[Extracted records]
• • • •
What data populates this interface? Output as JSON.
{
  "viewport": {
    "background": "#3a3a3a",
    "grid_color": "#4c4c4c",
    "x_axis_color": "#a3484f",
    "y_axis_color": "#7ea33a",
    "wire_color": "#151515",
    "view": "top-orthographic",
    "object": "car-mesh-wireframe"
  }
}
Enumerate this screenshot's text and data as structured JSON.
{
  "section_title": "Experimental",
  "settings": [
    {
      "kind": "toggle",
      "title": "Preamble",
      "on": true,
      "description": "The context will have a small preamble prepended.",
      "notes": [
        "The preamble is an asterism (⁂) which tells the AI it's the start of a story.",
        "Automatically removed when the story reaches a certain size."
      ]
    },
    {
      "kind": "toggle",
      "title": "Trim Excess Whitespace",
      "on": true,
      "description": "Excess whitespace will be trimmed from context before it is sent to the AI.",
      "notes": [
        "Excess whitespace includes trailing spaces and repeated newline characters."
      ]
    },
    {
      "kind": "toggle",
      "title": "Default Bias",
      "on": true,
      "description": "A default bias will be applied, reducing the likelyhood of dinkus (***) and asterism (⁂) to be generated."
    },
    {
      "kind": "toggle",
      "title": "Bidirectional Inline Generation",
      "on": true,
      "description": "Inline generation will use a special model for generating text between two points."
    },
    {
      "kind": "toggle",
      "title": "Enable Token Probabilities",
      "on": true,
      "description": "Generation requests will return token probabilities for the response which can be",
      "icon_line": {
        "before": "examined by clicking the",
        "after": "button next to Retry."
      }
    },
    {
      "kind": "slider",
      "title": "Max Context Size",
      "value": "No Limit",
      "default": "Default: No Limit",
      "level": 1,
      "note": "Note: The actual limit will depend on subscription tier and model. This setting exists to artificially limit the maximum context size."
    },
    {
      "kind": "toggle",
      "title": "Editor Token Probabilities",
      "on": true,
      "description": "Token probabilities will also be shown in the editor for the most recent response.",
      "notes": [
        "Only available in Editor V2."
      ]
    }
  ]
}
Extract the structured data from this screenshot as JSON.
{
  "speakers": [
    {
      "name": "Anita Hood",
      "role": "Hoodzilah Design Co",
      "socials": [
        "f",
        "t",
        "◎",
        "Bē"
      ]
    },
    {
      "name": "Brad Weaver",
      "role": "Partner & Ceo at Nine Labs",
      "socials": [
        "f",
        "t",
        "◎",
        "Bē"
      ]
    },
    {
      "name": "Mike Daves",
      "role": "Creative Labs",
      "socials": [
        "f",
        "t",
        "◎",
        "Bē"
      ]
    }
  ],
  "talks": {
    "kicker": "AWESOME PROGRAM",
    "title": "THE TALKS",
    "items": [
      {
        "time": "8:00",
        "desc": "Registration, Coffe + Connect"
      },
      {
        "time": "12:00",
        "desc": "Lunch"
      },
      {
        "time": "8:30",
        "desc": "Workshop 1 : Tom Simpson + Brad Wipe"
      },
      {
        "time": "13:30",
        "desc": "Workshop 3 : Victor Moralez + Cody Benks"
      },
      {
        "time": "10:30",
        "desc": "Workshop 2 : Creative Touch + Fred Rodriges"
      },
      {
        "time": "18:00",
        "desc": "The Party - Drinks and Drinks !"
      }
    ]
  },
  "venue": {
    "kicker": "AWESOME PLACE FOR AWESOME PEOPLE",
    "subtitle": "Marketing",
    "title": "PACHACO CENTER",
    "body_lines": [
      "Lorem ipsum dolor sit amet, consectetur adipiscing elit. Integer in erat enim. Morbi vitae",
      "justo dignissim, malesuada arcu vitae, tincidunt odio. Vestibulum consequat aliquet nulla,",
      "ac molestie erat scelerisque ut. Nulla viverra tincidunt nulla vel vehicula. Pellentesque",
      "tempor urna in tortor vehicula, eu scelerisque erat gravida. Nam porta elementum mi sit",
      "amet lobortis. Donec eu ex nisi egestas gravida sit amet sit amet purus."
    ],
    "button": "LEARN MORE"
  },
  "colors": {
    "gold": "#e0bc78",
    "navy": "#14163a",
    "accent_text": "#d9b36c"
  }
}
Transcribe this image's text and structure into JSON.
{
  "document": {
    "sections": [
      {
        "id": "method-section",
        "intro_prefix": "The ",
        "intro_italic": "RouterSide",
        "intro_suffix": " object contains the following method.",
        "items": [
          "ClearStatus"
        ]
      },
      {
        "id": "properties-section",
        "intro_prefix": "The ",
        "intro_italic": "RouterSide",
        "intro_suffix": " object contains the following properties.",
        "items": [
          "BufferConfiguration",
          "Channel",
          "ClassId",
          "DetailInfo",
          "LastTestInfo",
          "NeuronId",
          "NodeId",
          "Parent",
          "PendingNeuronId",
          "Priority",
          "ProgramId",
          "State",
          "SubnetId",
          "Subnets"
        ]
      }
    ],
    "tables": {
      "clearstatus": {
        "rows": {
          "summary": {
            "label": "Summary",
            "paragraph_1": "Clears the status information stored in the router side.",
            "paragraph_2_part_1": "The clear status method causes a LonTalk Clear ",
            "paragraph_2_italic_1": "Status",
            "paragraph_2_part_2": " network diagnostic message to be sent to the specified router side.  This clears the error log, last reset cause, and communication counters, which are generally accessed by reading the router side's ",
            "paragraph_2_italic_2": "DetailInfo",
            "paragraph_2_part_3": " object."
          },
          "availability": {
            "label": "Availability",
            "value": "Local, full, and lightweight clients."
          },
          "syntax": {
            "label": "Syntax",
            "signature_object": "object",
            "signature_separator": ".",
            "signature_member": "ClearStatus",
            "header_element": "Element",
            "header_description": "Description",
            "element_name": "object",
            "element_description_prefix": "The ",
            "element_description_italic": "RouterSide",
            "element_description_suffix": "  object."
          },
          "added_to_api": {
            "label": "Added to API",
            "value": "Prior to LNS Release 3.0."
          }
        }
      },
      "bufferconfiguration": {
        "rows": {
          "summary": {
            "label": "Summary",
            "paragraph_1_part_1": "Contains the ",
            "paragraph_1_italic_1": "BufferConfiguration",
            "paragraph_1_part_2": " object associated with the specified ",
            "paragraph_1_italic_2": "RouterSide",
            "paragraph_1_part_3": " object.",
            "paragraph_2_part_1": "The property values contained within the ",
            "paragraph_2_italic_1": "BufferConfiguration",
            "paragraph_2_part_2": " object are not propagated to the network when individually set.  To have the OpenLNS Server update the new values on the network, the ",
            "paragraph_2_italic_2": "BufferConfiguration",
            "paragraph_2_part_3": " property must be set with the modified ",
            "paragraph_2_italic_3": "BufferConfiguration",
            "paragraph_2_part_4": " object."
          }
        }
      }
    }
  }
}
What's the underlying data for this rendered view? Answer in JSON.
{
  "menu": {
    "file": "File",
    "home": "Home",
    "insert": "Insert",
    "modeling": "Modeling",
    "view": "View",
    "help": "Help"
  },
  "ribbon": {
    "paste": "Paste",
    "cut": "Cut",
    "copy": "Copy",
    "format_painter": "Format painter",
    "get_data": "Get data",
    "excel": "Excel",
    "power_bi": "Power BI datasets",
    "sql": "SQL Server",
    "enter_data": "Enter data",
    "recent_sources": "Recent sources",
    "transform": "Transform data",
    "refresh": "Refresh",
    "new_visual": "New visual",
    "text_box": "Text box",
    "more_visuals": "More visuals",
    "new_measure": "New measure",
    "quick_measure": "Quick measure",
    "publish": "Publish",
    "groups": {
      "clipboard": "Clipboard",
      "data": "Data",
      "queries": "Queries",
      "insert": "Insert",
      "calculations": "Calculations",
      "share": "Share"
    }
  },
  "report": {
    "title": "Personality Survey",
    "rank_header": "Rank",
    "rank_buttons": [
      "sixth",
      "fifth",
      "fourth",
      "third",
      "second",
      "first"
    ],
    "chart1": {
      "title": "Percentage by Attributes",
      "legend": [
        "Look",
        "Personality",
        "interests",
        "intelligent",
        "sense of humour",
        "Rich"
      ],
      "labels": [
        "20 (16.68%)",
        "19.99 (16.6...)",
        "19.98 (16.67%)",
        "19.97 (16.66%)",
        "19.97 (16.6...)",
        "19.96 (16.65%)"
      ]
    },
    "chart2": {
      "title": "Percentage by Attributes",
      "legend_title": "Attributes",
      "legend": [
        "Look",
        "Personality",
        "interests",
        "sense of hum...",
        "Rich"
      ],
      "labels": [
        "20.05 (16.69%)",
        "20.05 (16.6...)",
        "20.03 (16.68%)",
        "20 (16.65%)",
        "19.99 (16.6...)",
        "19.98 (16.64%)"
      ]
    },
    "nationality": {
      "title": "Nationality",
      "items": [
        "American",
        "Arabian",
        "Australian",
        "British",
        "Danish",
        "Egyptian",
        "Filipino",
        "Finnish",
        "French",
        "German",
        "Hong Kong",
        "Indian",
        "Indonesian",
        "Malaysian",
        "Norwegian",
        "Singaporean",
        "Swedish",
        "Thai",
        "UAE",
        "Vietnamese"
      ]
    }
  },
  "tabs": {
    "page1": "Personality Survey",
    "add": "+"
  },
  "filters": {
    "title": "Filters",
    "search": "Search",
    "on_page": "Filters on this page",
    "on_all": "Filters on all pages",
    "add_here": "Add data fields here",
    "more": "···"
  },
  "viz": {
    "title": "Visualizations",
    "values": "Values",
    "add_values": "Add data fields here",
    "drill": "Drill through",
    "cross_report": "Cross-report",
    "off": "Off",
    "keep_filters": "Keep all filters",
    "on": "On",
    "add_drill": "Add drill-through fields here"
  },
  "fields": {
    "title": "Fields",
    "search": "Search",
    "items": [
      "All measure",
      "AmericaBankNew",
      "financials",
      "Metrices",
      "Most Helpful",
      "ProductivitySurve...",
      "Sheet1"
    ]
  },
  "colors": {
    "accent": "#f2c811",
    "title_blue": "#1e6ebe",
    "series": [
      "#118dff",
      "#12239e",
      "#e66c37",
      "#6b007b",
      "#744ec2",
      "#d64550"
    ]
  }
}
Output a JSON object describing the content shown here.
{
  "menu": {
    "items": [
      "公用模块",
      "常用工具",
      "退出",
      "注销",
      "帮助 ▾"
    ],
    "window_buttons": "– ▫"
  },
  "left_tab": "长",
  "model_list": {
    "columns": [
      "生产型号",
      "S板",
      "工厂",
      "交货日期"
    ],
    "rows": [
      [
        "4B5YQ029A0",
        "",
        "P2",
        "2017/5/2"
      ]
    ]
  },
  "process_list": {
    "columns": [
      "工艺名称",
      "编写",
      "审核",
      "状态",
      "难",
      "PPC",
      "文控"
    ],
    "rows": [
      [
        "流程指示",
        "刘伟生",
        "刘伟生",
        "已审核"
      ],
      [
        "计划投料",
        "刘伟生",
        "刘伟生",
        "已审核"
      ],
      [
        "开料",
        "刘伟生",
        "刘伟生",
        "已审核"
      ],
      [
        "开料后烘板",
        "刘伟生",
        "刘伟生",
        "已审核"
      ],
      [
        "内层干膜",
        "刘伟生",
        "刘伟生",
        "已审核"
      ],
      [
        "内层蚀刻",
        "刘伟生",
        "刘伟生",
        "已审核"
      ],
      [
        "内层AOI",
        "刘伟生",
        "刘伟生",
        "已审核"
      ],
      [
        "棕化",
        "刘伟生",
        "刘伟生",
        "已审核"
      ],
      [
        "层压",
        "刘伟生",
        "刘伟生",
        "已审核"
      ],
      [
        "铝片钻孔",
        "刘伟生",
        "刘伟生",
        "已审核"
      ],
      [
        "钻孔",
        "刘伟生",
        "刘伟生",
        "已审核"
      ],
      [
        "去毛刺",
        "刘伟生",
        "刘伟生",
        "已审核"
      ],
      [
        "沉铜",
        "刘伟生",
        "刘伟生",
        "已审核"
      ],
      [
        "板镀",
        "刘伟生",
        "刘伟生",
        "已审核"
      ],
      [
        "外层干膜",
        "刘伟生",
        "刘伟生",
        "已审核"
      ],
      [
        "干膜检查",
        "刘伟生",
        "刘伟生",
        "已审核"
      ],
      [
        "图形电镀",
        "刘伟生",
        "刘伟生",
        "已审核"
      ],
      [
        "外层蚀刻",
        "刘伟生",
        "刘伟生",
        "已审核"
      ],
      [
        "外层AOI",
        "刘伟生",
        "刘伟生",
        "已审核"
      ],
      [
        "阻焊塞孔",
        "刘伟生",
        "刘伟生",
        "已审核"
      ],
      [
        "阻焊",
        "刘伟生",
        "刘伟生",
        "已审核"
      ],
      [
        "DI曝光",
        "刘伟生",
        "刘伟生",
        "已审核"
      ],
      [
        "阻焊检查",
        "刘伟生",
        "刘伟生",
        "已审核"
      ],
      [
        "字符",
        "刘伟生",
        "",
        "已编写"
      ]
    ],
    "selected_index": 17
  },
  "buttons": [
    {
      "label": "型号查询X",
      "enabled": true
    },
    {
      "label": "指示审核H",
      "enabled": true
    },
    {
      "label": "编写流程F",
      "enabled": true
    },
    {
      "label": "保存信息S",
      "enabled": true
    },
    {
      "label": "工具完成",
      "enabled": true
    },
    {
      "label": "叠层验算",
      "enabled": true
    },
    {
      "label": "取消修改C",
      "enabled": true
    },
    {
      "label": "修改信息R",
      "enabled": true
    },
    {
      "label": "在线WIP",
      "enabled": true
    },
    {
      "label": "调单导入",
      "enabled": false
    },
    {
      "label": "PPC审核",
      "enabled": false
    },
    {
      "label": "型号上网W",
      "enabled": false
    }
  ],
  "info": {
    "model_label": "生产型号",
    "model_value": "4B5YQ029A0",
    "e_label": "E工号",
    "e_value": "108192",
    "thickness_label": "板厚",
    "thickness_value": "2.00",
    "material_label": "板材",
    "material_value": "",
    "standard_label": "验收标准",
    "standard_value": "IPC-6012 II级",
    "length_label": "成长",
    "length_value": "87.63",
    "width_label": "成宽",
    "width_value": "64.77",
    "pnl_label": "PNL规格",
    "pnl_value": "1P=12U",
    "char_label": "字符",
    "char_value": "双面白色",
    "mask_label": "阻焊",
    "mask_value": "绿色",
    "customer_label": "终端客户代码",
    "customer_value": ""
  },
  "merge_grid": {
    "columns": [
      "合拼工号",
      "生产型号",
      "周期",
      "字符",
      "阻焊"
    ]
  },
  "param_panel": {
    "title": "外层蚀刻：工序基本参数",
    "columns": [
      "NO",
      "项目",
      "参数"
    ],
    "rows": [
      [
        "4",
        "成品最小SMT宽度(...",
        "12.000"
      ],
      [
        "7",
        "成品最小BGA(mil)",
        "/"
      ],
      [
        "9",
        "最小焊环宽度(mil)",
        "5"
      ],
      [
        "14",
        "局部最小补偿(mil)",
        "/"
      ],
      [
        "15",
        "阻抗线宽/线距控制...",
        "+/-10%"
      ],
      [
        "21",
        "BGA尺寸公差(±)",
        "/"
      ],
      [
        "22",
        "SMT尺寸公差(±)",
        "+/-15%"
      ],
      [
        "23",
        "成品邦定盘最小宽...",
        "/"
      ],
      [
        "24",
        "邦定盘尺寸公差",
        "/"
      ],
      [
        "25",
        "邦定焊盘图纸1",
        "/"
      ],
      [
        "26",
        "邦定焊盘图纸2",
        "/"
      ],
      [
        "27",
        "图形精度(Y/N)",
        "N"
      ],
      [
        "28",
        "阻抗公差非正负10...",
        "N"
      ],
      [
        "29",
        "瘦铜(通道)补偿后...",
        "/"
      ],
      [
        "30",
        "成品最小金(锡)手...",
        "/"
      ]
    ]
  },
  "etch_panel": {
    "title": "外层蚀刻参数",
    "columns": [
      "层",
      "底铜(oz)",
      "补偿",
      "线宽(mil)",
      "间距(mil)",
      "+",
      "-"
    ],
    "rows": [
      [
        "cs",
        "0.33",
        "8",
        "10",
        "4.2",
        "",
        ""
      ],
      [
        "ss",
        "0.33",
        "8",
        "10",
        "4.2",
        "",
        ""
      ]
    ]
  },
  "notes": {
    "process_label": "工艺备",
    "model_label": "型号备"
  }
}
• • • •
■ What this task involves ■
Filter for "Creative". Return all lines that hold it.

■ The answer ■
      "role": "Creative Labs",
        "desc": "Workshop 2 : Creative Touch + Fred Rodriges"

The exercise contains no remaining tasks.